• WRITTEN REQUEST: Leave out the pictures and copy every record exactly.

• DATA SUPPLIED:
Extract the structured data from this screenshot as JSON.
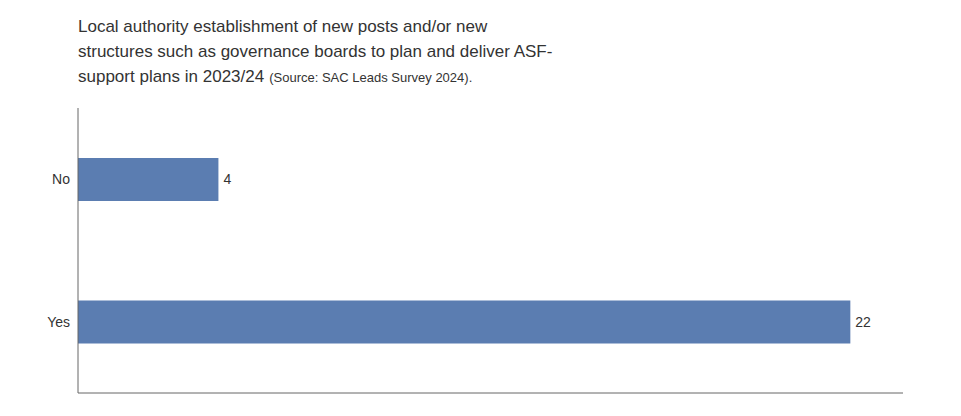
{
  "chart_data": {
    "type": "bar",
    "orientation": "horizontal",
    "title": "Local authority establishment of new posts and/or new\nstructures such as governance boards to plan and deliver ASF-\nsupport plans in 2023/24",
    "annotations": [
      "(Source: SAC Leads Survey 2024)."
    ],
    "categories": [
      "Yes",
      "No"
    ],
    "values": [
      22,
      4
    ],
    "color": "#5B7DB1",
    "xlim": [
      0,
      23.5
    ],
    "tick_labels": "y",
    "data_labels": true,
    "grid": false
  }
}
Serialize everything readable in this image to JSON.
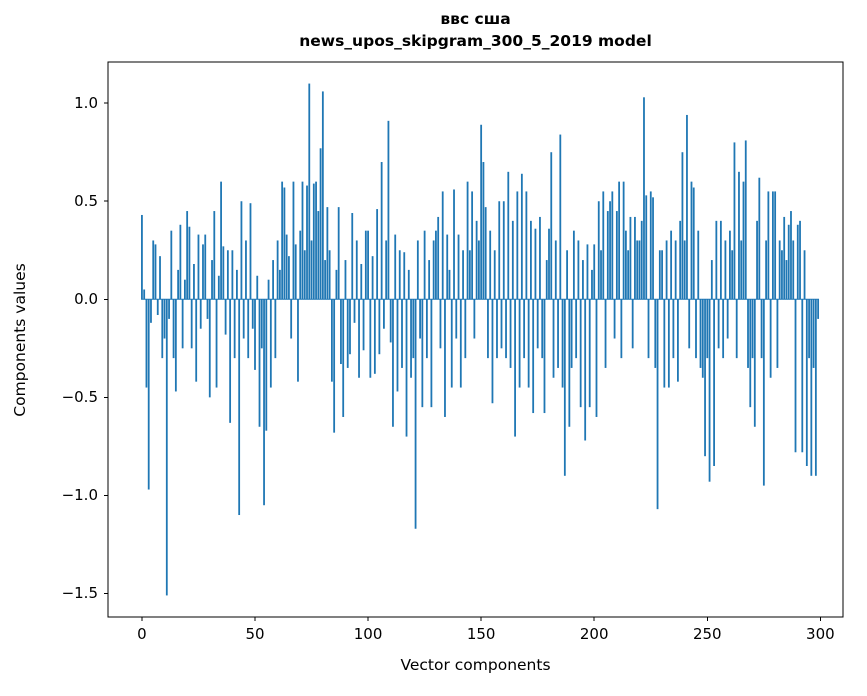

• SOLUTION FOR THIS PROBLEM:
Extract the structured data from this screenshot as JSON.
{
  "chart_data": {
    "type": "bar",
    "orientation": "horizontal",
    "title": "Local authority establishment of new posts and/or new\nstructures such as governance boards to plan and deliver ASF-\nsupport plans in 2023/24",
    "annotations": [
      "(Source: SAC Leads Survey 2024)."
    ],
    "categories": [
      "Yes",
      "No"
    ],
    "values": [
      22,
      4
    ],
    "color": "#5B7DB1",
    "xlim": [
      0,
      23.5
    ],
    "tick_labels": "y",
    "data_labels": true,
    "grid": false
  }
}
Serialize everything readable in this image to JSON.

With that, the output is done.